• [WHAT IS EXPECTED]
Output the material word for word. Leave each picture out.

** Begin MATERIAL FOR THE TASK **

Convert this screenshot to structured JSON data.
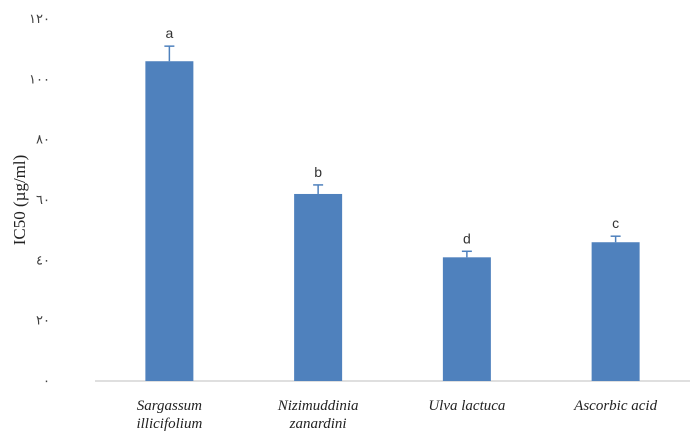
{
  "chart_data": {
    "type": "bar",
    "title": "",
    "xlabel": "",
    "ylabel": "IC50 (µg/ml)",
    "ylim": [
      0,
      120
    ],
    "y_ticks": [
      0,
      20,
      40,
      60,
      80,
      100,
      120
    ],
    "y_tick_labels": [
      "٠",
      "٢٠",
      "٤٠",
      "٦٠",
      "٨٠",
      "١٠٠",
      "١٢٠"
    ],
    "categories": [
      [
        "Sargassum",
        "illicifolium"
      ],
      [
        "Nizimuddinia",
        "zanardini"
      ],
      [
        "Ulva lactuca"
      ],
      [
        "Ascorbic acid"
      ]
    ],
    "values": [
      106,
      62,
      41,
      46
    ],
    "errors": [
      5,
      3,
      2,
      2
    ],
    "significance": [
      "a",
      "b",
      "d",
      "c"
    ],
    "grid": false,
    "legend": "none",
    "colors": {
      "bar": "#4F81BD",
      "error_bar": "#4F81BD",
      "axis": "#bfbfbf"
    }
  }
}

** End MATERIAL FOR THE TASK **

• [SOLUTION TO THE EXERCISE]
Convert this screenshot to structured JSON data.
{
  "chart_data": {
    "type": "bar",
    "title": "",
    "xlabel": "",
    "ylabel": "IC50 (µg/ml)",
    "ylim": [
      0,
      120
    ],
    "y_ticks": [
      0,
      20,
      40,
      60,
      80,
      100,
      120
    ],
    "y_tick_labels": [
      "٠",
      "٢٠",
      "٤٠",
      "٦٠",
      "٨٠",
      "١٠٠",
      "١٢٠"
    ],
    "categories": [
      [
        "Sargassum",
        "illicifolium"
      ],
      [
        "Nizimuddinia",
        "zanardini"
      ],
      [
        "Ulva lactuca"
      ],
      [
        "Ascorbic acid"
      ]
    ],
    "values": [
      106,
      62,
      41,
      46
    ],
    "errors": [
      5,
      3,
      2,
      2
    ],
    "significance": [
      "a",
      "b",
      "d",
      "c"
    ],
    "grid": false,
    "legend": "none",
    "colors": {
      "bar": "#4F81BD",
      "error_bar": "#4F81BD",
      "axis": "#bfbfbf"
    }
  }
}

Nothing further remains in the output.